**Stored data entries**
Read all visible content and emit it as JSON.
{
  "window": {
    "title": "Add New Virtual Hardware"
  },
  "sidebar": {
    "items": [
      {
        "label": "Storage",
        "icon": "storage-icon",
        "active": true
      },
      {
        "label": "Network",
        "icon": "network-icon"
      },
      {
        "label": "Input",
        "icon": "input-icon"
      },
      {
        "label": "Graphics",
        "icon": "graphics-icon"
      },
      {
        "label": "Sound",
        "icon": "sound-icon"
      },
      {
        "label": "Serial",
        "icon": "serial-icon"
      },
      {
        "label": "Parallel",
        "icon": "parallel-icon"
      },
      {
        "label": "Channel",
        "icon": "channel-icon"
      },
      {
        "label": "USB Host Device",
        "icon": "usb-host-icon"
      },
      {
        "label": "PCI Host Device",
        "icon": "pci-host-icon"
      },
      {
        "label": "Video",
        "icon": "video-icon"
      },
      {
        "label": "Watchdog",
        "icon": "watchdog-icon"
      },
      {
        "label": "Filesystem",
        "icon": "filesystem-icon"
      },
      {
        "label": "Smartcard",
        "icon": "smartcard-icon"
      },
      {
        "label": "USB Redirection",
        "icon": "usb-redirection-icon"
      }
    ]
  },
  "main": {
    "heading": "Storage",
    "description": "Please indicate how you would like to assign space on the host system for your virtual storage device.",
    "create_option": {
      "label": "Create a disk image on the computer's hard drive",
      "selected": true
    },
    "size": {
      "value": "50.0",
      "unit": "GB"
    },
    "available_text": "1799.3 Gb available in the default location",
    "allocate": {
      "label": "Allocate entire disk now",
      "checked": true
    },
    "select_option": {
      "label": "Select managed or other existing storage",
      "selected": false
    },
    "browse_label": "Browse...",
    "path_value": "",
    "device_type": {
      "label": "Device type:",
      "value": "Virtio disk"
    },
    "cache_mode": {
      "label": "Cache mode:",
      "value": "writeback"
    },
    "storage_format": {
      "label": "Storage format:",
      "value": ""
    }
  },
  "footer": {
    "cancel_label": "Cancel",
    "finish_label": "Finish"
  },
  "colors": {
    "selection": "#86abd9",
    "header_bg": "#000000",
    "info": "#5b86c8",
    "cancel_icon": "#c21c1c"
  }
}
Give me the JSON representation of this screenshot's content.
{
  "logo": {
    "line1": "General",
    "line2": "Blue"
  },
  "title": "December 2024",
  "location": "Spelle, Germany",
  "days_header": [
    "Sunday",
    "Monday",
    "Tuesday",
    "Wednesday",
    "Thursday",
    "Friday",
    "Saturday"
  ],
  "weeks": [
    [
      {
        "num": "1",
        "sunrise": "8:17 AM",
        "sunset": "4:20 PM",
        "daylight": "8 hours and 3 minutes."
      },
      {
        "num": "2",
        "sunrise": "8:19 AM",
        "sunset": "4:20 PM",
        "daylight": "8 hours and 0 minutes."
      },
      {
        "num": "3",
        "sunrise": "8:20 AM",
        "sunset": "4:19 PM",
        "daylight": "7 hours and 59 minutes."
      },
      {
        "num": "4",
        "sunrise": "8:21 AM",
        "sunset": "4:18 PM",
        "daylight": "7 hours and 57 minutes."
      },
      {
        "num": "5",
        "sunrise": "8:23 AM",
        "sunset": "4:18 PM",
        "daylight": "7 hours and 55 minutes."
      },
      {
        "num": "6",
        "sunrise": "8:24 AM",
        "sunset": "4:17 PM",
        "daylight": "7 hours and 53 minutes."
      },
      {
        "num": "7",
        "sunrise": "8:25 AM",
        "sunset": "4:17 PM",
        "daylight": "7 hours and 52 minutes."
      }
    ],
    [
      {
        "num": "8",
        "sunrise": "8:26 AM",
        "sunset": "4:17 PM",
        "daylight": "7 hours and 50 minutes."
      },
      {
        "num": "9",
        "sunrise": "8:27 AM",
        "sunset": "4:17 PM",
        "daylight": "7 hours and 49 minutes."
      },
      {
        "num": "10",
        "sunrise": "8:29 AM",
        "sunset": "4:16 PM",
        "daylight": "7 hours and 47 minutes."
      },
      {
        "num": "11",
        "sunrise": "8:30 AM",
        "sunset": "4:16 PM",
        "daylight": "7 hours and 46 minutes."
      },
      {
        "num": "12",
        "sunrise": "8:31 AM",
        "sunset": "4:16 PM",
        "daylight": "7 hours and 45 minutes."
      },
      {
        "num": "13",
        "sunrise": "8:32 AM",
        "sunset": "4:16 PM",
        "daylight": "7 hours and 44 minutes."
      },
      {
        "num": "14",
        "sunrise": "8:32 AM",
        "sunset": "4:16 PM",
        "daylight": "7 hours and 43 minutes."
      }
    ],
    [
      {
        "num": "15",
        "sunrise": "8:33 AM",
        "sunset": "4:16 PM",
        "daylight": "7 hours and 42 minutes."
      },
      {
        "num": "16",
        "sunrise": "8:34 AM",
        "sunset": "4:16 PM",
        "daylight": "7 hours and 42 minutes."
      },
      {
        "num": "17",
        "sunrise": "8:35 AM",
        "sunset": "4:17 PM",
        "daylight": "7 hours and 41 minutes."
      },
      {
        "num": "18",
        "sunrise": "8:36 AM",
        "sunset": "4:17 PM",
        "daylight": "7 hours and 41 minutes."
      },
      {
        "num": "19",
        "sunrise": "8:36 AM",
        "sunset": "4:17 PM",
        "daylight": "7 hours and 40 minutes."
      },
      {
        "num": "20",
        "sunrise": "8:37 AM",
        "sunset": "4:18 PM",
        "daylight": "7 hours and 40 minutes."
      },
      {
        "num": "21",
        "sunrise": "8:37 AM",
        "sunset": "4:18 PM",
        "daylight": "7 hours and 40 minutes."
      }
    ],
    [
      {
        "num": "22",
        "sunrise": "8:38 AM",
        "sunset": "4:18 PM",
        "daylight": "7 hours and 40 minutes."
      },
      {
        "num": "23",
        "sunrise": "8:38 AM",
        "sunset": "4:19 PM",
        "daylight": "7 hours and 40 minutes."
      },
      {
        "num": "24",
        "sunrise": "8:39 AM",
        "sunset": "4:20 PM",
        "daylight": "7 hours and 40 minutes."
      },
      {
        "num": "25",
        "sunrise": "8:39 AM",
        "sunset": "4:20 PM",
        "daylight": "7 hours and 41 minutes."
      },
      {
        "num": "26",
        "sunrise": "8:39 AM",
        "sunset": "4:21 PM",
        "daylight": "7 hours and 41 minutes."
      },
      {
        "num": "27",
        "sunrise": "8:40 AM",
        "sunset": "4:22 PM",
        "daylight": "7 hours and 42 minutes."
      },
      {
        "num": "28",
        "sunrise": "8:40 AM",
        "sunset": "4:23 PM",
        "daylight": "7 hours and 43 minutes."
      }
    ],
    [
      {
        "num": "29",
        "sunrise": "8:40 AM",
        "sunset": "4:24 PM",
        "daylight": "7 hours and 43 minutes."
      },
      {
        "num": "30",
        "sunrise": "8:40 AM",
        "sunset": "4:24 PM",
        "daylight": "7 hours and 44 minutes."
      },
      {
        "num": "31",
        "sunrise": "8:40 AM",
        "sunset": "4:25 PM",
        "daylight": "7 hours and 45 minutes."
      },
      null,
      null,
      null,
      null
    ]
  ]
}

**YOUR INSTRUCTIONS**
In the records above, locate each line with the word "content". Copy all such lines.

**WRITTEN REPLY**
Read all visible content and emit it as JSON.
Give me the JSON representation of this screenshot's content.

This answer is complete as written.